-- start of SUPPLIED RECORDS --

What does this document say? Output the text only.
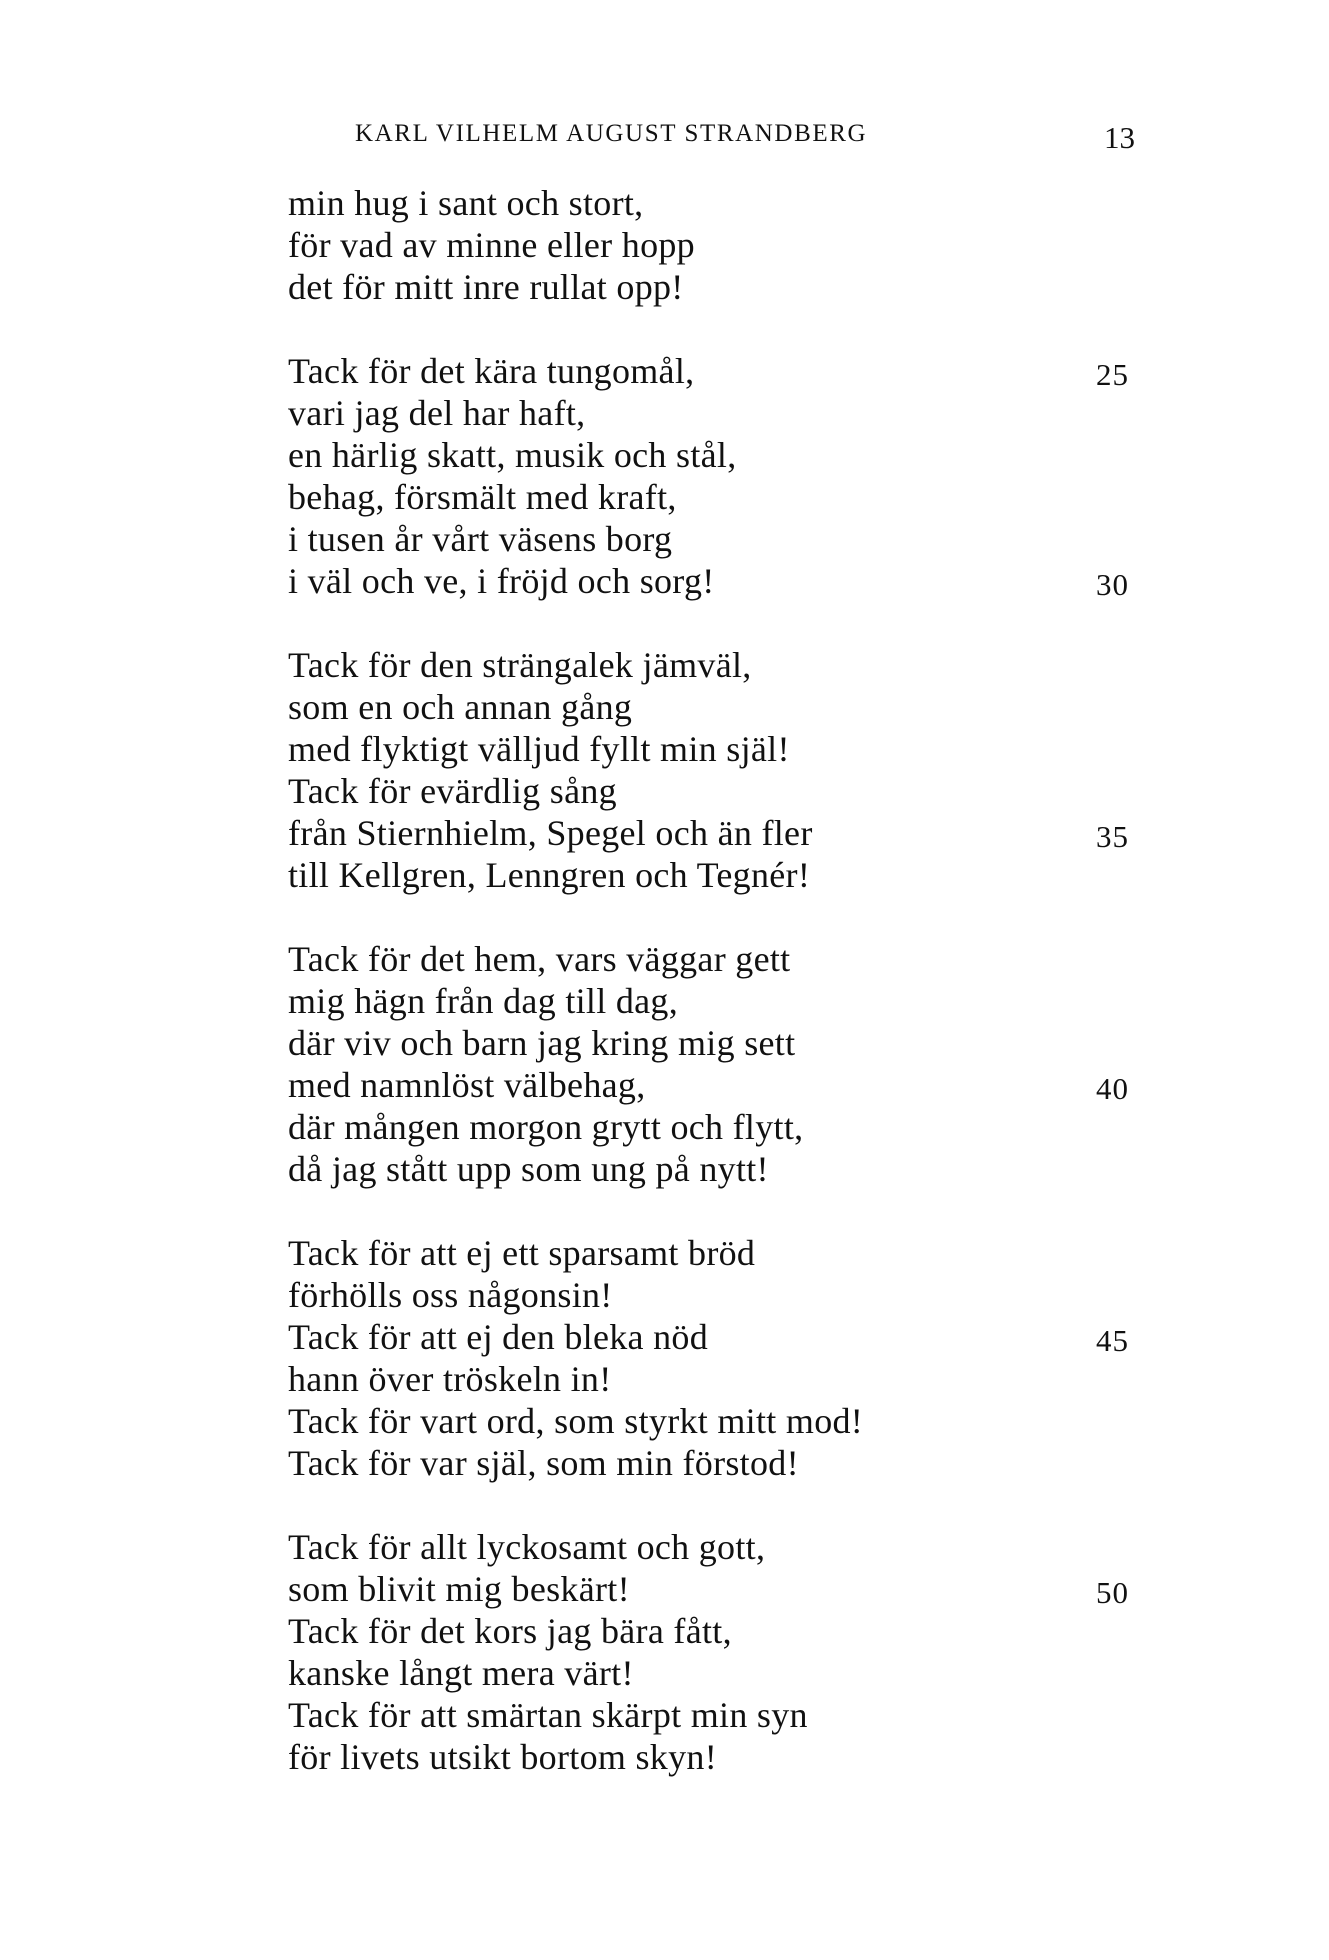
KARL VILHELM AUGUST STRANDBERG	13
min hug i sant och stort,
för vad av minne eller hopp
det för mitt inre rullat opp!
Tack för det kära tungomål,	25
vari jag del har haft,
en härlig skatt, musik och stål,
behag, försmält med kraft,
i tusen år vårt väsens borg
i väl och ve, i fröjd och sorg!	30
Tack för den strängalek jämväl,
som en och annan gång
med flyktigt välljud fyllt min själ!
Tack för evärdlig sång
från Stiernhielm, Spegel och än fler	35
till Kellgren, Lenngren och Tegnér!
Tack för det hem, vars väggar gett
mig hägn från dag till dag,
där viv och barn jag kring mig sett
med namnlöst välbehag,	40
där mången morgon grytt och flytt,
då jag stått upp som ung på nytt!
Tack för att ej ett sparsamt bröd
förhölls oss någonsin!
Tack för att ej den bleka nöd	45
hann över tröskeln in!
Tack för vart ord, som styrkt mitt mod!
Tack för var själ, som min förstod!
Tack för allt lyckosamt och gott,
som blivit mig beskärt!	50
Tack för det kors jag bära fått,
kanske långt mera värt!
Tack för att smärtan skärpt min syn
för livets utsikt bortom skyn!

-- end of SUPPLIED RECORDS --
-- start of SUPPLIED RECORDS --

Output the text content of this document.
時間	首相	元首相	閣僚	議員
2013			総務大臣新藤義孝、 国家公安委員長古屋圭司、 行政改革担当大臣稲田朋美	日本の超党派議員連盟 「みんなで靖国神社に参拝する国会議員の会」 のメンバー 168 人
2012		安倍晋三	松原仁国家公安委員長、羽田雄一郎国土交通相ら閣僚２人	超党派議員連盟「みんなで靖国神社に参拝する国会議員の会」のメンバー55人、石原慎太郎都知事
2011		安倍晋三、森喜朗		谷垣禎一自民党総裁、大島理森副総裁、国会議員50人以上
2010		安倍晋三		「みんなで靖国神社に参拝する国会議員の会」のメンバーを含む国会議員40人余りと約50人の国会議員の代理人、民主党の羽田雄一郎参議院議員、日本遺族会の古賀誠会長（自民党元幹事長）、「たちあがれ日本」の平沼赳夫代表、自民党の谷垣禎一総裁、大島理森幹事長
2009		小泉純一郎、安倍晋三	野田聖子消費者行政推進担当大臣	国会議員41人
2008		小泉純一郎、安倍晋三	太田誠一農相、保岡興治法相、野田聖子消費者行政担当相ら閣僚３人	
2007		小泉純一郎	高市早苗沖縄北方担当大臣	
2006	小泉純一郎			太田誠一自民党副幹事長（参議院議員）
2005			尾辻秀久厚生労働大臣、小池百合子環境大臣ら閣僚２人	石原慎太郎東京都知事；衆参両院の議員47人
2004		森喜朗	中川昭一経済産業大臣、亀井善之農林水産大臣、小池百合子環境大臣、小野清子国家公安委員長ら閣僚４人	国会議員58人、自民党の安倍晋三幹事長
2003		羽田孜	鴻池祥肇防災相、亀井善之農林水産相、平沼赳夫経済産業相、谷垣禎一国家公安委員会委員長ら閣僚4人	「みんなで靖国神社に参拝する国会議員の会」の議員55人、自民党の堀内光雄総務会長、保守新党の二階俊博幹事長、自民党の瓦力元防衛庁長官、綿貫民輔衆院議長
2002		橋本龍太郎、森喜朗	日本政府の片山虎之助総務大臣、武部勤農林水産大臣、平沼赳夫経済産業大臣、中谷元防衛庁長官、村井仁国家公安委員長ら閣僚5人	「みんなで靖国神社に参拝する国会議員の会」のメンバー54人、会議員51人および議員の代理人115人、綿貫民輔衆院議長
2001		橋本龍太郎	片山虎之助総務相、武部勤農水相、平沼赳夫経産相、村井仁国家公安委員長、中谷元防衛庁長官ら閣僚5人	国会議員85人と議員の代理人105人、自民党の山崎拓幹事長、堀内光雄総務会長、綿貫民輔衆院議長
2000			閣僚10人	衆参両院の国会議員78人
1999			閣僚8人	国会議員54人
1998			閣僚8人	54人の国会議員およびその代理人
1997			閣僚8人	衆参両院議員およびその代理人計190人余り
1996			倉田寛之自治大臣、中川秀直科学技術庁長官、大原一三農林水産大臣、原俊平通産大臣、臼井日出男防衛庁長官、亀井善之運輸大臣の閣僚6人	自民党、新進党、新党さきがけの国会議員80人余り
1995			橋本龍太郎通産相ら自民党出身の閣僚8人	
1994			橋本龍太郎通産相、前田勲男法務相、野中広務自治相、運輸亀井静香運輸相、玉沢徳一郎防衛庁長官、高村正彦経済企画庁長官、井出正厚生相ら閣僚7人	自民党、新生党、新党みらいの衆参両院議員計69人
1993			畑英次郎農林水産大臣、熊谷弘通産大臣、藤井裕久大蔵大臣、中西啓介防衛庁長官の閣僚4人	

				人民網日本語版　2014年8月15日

-- end of SUPPLIED RECORDS --
-- start of SUPPLIED RECORDS --

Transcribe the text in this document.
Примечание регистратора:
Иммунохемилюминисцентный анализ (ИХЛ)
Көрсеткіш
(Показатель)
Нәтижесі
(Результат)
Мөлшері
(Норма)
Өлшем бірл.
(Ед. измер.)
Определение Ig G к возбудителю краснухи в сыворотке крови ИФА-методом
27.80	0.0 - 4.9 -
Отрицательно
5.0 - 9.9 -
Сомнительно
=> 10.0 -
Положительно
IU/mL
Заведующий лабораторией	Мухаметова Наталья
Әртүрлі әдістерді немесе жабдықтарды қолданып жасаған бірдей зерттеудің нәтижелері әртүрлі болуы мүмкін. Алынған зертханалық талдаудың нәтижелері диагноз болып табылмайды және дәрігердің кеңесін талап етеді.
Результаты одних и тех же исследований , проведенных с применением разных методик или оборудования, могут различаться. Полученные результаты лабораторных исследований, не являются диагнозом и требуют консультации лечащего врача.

-- end of SUPPLIED RECORDS --

● SHORT PROBLEM
Where does the word "själ" appear? Return each line that holds it.

● EXERCISE OUTPUT
med flyktigt välljud fyllt min själ!
Tack för var själ, som min förstod!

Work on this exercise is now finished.